STATED EXERCISE:
Transcribe all the entries word for word, omitting any pictures they contain.

Stored items:
________________________________________

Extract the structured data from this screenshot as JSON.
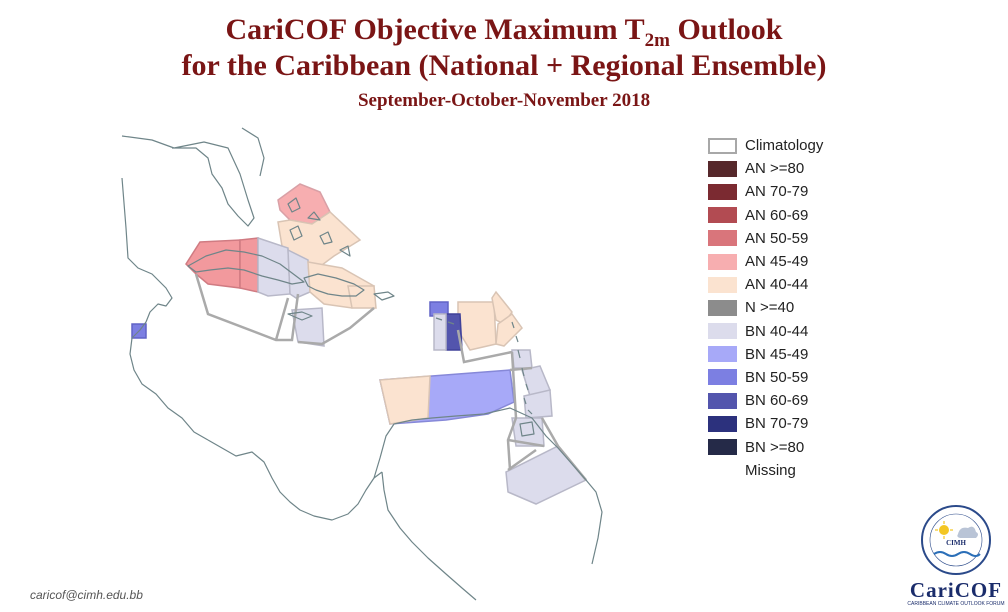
{
  "title": {
    "line1_prefix": "CariCOF Objective Maximum T",
    "line1_subscript": "2m",
    "line1_suffix": " Outlook",
    "line2": "for the Caribbean (National + Regional Ensemble)",
    "period": "September-October-November 2018"
  },
  "legend": [
    {
      "label": "Climatology",
      "color": "#ffffff",
      "outline": "#a8a8a8"
    },
    {
      "label": "AN  >=80",
      "color": "#56282b"
    },
    {
      "label": "AN 70-79",
      "color": "#7b2a31"
    },
    {
      "label": "AN 60-69",
      "color": "#b24b52"
    },
    {
      "label": "AN 50-59",
      "color": "#d9757b"
    },
    {
      "label": "AN 45-49",
      "color": "#f7aeb0"
    },
    {
      "label": "AN 40-44",
      "color": "#fbe3d0"
    },
    {
      "label": "N >=40",
      "color": "#8c8c8c"
    },
    {
      "label": "BN 40-44",
      "color": "#dcdcec"
    },
    {
      "label": "BN 45-49",
      "color": "#a7a9f8"
    },
    {
      "label": "BN 50-59",
      "color": "#7c7fe2"
    },
    {
      "label": "BN 60-69",
      "color": "#5355ad"
    },
    {
      "label": "BN 70-79",
      "color": "#2c317d"
    },
    {
      "label": "BN  >=80",
      "color": "#252a48"
    },
    {
      "label": "Missing",
      "color": "#ffffff",
      "outline": "#ffffff"
    }
  ],
  "map": {
    "coast_color": "#6f8589",
    "border_color": "#aaaaaa"
  },
  "footer": {
    "email": "caricof@cimh.edu.bb"
  },
  "logo": {
    "emblem_text": "CIMH",
    "wordmark": "CariCOF",
    "tagline": "CARIBBEAN CLIMATE OUTLOOK FORUM"
  }
}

________________________________________

EXERCISE OUTPUT:
Extract the structured data from this screenshot as JSON.
{
  "title": {
    "line1_prefix": "CariCOF Objective Maximum T",
    "line1_subscript": "2m",
    "line1_suffix": " Outlook",
    "line2": "for the Caribbean (National + Regional Ensemble)",
    "period": "September-October-November 2018"
  },
  "legend": [
    {
      "label": "Climatology",
      "color": "#ffffff",
      "outline": "#a8a8a8"
    },
    {
      "label": "AN  >=80",
      "color": "#56282b"
    },
    {
      "label": "AN 70-79",
      "color": "#7b2a31"
    },
    {
      "label": "AN 60-69",
      "color": "#b24b52"
    },
    {
      "label": "AN 50-59",
      "color": "#d9757b"
    },
    {
      "label": "AN 45-49",
      "color": "#f7aeb0"
    },
    {
      "label": "AN 40-44",
      "color": "#fbe3d0"
    },
    {
      "label": "N >=40",
      "color": "#8c8c8c"
    },
    {
      "label": "BN 40-44",
      "color": "#dcdcec"
    },
    {
      "label": "BN 45-49",
      "color": "#a7a9f8"
    },
    {
      "label": "BN 50-59",
      "color": "#7c7fe2"
    },
    {
      "label": "BN 60-69",
      "color": "#5355ad"
    },
    {
      "label": "BN 70-79",
      "color": "#2c317d"
    },
    {
      "label": "BN  >=80",
      "color": "#252a48"
    },
    {
      "label": "Missing",
      "color": "#ffffff",
      "outline": "#ffffff"
    }
  ],
  "map": {
    "coast_color": "#6f8589",
    "border_color": "#aaaaaa"
  },
  "footer": {
    "email": "caricof@cimh.edu.bb"
  },
  "logo": {
    "emblem_text": "CIMH",
    "wordmark": "CariCOF",
    "tagline": "CARIBBEAN CLIMATE OUTLOOK FORUM"
  }
}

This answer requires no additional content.